- _Prompt_
Output exactly, please, the lines of the records below from the one containing "Extract the structured" through the final line.

- _Supplied information_
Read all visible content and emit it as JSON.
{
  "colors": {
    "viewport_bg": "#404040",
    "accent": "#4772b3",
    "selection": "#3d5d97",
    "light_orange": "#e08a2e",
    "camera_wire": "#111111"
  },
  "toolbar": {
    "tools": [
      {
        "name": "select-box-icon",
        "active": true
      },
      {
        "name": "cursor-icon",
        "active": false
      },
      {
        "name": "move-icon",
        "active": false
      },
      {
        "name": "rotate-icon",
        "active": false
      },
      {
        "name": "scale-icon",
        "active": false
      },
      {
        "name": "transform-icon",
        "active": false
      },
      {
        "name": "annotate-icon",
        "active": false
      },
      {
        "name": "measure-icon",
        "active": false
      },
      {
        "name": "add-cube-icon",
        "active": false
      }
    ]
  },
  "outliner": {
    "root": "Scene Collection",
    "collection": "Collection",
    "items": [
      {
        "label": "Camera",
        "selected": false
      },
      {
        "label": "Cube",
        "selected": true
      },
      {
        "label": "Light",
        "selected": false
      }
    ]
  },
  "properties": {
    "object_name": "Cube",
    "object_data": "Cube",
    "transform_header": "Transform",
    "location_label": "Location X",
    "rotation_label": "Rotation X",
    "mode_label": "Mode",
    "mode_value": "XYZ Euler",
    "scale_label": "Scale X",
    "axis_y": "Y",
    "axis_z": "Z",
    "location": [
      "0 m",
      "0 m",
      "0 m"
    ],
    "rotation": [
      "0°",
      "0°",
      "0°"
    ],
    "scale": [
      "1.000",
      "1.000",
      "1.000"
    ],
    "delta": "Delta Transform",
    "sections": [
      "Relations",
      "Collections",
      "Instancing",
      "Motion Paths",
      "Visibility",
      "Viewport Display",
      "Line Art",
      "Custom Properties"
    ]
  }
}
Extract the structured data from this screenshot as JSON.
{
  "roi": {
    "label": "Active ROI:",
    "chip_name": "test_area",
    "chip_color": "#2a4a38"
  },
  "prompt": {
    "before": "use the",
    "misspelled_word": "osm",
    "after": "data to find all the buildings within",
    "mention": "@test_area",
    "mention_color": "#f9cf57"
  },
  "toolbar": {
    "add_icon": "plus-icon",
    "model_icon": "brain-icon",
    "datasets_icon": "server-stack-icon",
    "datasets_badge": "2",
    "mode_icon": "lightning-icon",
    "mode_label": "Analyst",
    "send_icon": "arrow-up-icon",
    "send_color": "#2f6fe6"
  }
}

- _Answer_
Extract the structured data from this screenshot as JSON.
{
  "roi": {
    "label": "Active ROI:",
    "chip_name": "test_area",
    "chip_color": "#2a4a38"
  },
  "prompt": {
    "before": "use the",
    "misspelled_word": "osm",
    "after": "data to find all the buildings within",
    "mention": "@test_area",
    "mention_color": "#f9cf57"
  },
  "toolbar": {
    "add_icon": "plus-icon",
    "model_icon": "brain-icon",
    "datasets_icon": "server-stack-icon",
    "datasets_badge": "2",
    "mode_icon": "lightning-icon",
    "mode_label": "Analyst",
    "send_icon": "arrow-up-icon",
    "send_color": "#2f6fe6"
  }
}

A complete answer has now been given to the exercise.